## INPUT RECORDS:
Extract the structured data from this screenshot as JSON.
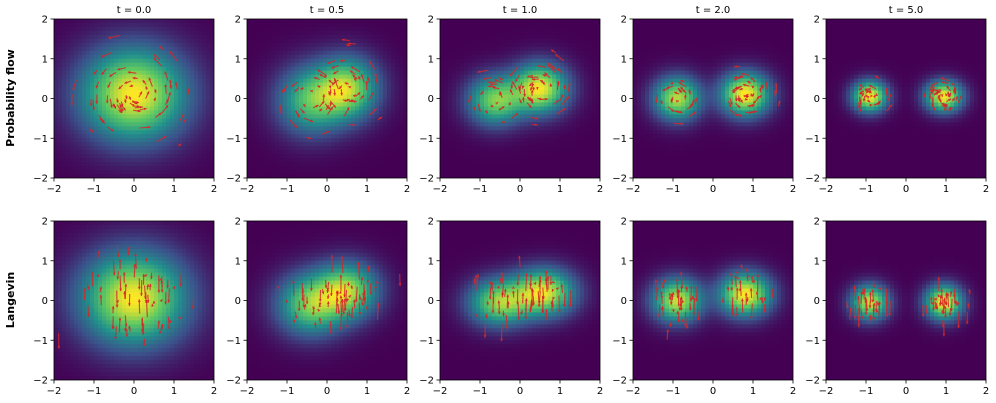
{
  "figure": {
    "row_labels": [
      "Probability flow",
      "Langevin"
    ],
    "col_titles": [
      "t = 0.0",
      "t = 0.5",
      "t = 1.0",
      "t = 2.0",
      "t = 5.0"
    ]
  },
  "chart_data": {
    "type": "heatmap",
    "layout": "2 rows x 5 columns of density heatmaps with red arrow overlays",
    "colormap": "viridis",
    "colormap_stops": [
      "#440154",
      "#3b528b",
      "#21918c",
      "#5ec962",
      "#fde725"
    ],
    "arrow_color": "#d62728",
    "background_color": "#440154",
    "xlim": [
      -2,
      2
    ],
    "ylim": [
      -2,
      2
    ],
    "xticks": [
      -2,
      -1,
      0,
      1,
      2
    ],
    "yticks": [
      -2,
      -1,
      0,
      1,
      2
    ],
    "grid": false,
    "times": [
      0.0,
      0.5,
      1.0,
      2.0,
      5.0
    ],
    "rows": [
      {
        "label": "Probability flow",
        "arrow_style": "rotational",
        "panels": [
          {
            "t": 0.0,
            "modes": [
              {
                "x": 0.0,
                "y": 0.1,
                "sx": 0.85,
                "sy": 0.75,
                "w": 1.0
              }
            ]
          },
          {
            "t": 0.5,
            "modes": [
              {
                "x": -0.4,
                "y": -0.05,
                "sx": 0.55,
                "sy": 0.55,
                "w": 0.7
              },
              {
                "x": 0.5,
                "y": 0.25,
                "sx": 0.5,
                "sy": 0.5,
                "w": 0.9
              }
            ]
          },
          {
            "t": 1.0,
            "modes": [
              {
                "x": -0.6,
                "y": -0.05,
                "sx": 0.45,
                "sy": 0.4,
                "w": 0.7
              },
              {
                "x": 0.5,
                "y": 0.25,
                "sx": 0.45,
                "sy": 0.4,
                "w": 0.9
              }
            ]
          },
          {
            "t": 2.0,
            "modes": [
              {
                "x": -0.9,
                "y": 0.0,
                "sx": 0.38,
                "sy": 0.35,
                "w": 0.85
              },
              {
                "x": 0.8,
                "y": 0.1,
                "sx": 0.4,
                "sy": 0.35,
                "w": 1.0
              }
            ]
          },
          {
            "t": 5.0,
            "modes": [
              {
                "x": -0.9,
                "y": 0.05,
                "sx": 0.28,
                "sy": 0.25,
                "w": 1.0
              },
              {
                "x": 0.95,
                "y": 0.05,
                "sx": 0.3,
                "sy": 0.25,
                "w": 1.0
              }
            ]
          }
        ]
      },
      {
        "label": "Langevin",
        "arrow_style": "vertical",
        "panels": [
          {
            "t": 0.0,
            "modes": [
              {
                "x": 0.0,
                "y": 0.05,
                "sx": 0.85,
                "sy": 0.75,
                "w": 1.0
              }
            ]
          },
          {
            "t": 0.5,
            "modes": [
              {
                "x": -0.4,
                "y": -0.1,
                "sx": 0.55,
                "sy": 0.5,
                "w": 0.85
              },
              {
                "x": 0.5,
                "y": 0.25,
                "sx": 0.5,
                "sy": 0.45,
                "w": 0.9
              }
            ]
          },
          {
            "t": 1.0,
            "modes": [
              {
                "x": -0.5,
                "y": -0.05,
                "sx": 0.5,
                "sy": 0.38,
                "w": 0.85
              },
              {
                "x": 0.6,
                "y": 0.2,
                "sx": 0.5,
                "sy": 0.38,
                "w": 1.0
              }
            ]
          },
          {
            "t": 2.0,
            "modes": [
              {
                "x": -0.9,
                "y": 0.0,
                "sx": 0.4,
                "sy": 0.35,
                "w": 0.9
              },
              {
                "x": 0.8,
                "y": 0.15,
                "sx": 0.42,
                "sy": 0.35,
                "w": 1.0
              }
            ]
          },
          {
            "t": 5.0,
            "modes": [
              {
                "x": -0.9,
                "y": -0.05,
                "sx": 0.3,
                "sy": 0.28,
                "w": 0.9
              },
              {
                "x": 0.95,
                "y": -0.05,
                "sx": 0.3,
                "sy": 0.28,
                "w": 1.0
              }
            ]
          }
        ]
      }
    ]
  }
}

## EXERCISE DETAILS:
Will you set down the records word for word while leaving out every picture?

## ANSWER TO THE PROBLEM:
Extract the structured data from this screenshot as JSON.
{
  "figure": {
    "row_labels": [
      "Probability flow",
      "Langevin"
    ],
    "col_titles": [
      "t = 0.0",
      "t = 0.5",
      "t = 1.0",
      "t = 2.0",
      "t = 5.0"
    ]
  },
  "chart_data": {
    "type": "heatmap",
    "layout": "2 rows x 5 columns of density heatmaps with red arrow overlays",
    "colormap": "viridis",
    "colormap_stops": [
      "#440154",
      "#3b528b",
      "#21918c",
      "#5ec962",
      "#fde725"
    ],
    "arrow_color": "#d62728",
    "background_color": "#440154",
    "xlim": [
      -2,
      2
    ],
    "ylim": [
      -2,
      2
    ],
    "xticks": [
      -2,
      -1,
      0,
      1,
      2
    ],
    "yticks": [
      -2,
      -1,
      0,
      1,
      2
    ],
    "grid": false,
    "times": [
      0.0,
      0.5,
      1.0,
      2.0,
      5.0
    ],
    "rows": [
      {
        "label": "Probability flow",
        "arrow_style": "rotational",
        "panels": [
          {
            "t": 0.0,
            "modes": [
              {
                "x": 0.0,
                "y": 0.1,
                "sx": 0.85,
                "sy": 0.75,
                "w": 1.0
              }
            ]
          },
          {
            "t": 0.5,
            "modes": [
              {
                "x": -0.4,
                "y": -0.05,
                "sx": 0.55,
                "sy": 0.55,
                "w": 0.7
              },
              {
                "x": 0.5,
                "y": 0.25,
                "sx": 0.5,
                "sy": 0.5,
                "w": 0.9
              }
            ]
          },
          {
            "t": 1.0,
            "modes": [
              {
                "x": -0.6,
                "y": -0.05,
                "sx": 0.45,
                "sy": 0.4,
                "w": 0.7
              },
              {
                "x": 0.5,
                "y": 0.25,
                "sx": 0.45,
                "sy": 0.4,
                "w": 0.9
              }
            ]
          },
          {
            "t": 2.0,
            "modes": [
              {
                "x": -0.9,
                "y": 0.0,
                "sx": 0.38,
                "sy": 0.35,
                "w": 0.85
              },
              {
                "x": 0.8,
                "y": 0.1,
                "sx": 0.4,
                "sy": 0.35,
                "w": 1.0
              }
            ]
          },
          {
            "t": 5.0,
            "modes": [
              {
                "x": -0.9,
                "y": 0.05,
                "sx": 0.28,
                "sy": 0.25,
                "w": 1.0
              },
              {
                "x": 0.95,
                "y": 0.05,
                "sx": 0.3,
                "sy": 0.25,
                "w": 1.0
              }
            ]
          }
        ]
      },
      {
        "label": "Langevin",
        "arrow_style": "vertical",
        "panels": [
          {
            "t": 0.0,
            "modes": [
              {
                "x": 0.0,
                "y": 0.05,
                "sx": 0.85,
                "sy": 0.75,
                "w": 1.0
              }
            ]
          },
          {
            "t": 0.5,
            "modes": [
              {
                "x": -0.4,
                "y": -0.1,
                "sx": 0.55,
                "sy": 0.5,
                "w": 0.85
              },
              {
                "x": 0.5,
                "y": 0.25,
                "sx": 0.5,
                "sy": 0.45,
                "w": 0.9
              }
            ]
          },
          {
            "t": 1.0,
            "modes": [
              {
                "x": -0.5,
                "y": -0.05,
                "sx": 0.5,
                "sy": 0.38,
                "w": 0.85
              },
              {
                "x": 0.6,
                "y": 0.2,
                "sx": 0.5,
                "sy": 0.38,
                "w": 1.0
              }
            ]
          },
          {
            "t": 2.0,
            "modes": [
              {
                "x": -0.9,
                "y": 0.0,
                "sx": 0.4,
                "sy": 0.35,
                "w": 0.9
              },
              {
                "x": 0.8,
                "y": 0.15,
                "sx": 0.42,
                "sy": 0.35,
                "w": 1.0
              }
            ]
          },
          {
            "t": 5.0,
            "modes": [
              {
                "x": -0.9,
                "y": -0.05,
                "sx": 0.3,
                "sy": 0.28,
                "w": 0.9
              },
              {
                "x": 0.95,
                "y": -0.05,
                "sx": 0.3,
                "sy": 0.28,
                "w": 1.0
              }
            ]
          }
        ]
      }
    ]
  }
}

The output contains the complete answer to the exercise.